• [Given instruction]: Leave out the pictures and transcribe everything else exactly.

• [Input for this task]:
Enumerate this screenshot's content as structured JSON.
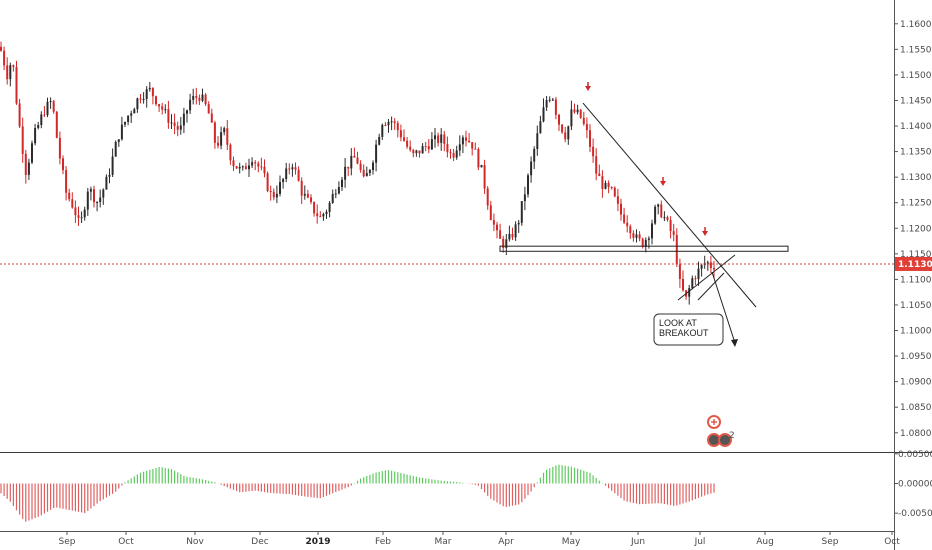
{
  "chart_data": {
    "type": "candlestick",
    "price_axis": {
      "ticks": [
        "1.16000",
        "1.15500",
        "1.15000",
        "1.14500",
        "1.14000",
        "1.13500",
        "1.13000",
        "1.12500",
        "1.12000",
        "1.11500",
        "1.11000",
        "1.10500",
        "1.10000",
        "1.09500",
        "1.09000",
        "1.08500",
        "1.08000"
      ],
      "ylim": [
        1.078,
        1.1625
      ]
    },
    "time_axis": {
      "labels": [
        "Sep",
        "Oct",
        "Nov",
        "Dec",
        "2019",
        "Feb",
        "Mar",
        "Apr",
        "May",
        "Jun",
        "Jul",
        "Aug",
        "Sep",
        "Oct"
      ]
    },
    "current_price": {
      "value": 1.11302,
      "label": "1.11302",
      "color": "#e03e36"
    },
    "support_zone": {
      "low": 1.1155,
      "high": 1.1165
    },
    "annotation_text": [
      "LOOK AT",
      "BREAKOUT"
    ],
    "trendline_start": 1.1445,
    "arrow_markers": 3,
    "oscillator": {
      "ticks": [
        "0.00500",
        "0.00000",
        "-0.00500"
      ],
      "ylim": [
        -0.0075,
        0.0048
      ]
    },
    "badge_count": "2",
    "colors": {
      "up": "#2b2b2b",
      "down": "#d12727",
      "osc_up": "#5ecb5e",
      "osc_down": "#e06060"
    }
  }
}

• [Completed task]:
Enumerate this screenshot's content as structured JSON.
{
  "chart_data": {
    "type": "candlestick",
    "price_axis": {
      "ticks": [
        "1.16000",
        "1.15500",
        "1.15000",
        "1.14500",
        "1.14000",
        "1.13500",
        "1.13000",
        "1.12500",
        "1.12000",
        "1.11500",
        "1.11000",
        "1.10500",
        "1.10000",
        "1.09500",
        "1.09000",
        "1.08500",
        "1.08000"
      ],
      "ylim": [
        1.078,
        1.1625
      ]
    },
    "time_axis": {
      "labels": [
        "Sep",
        "Oct",
        "Nov",
        "Dec",
        "2019",
        "Feb",
        "Mar",
        "Apr",
        "May",
        "Jun",
        "Jul",
        "Aug",
        "Sep",
        "Oct"
      ]
    },
    "current_price": {
      "value": 1.11302,
      "label": "1.11302",
      "color": "#e03e36"
    },
    "support_zone": {
      "low": 1.1155,
      "high": 1.1165
    },
    "annotation_text": [
      "LOOK AT",
      "BREAKOUT"
    ],
    "trendline_start": 1.1445,
    "arrow_markers": 3,
    "oscillator": {
      "ticks": [
        "0.00500",
        "0.00000",
        "-0.00500"
      ],
      "ylim": [
        -0.0075,
        0.0048
      ]
    },
    "badge_count": "2",
    "colors": {
      "up": "#2b2b2b",
      "down": "#d12727",
      "osc_up": "#5ecb5e",
      "osc_down": "#e06060"
    }
  }
}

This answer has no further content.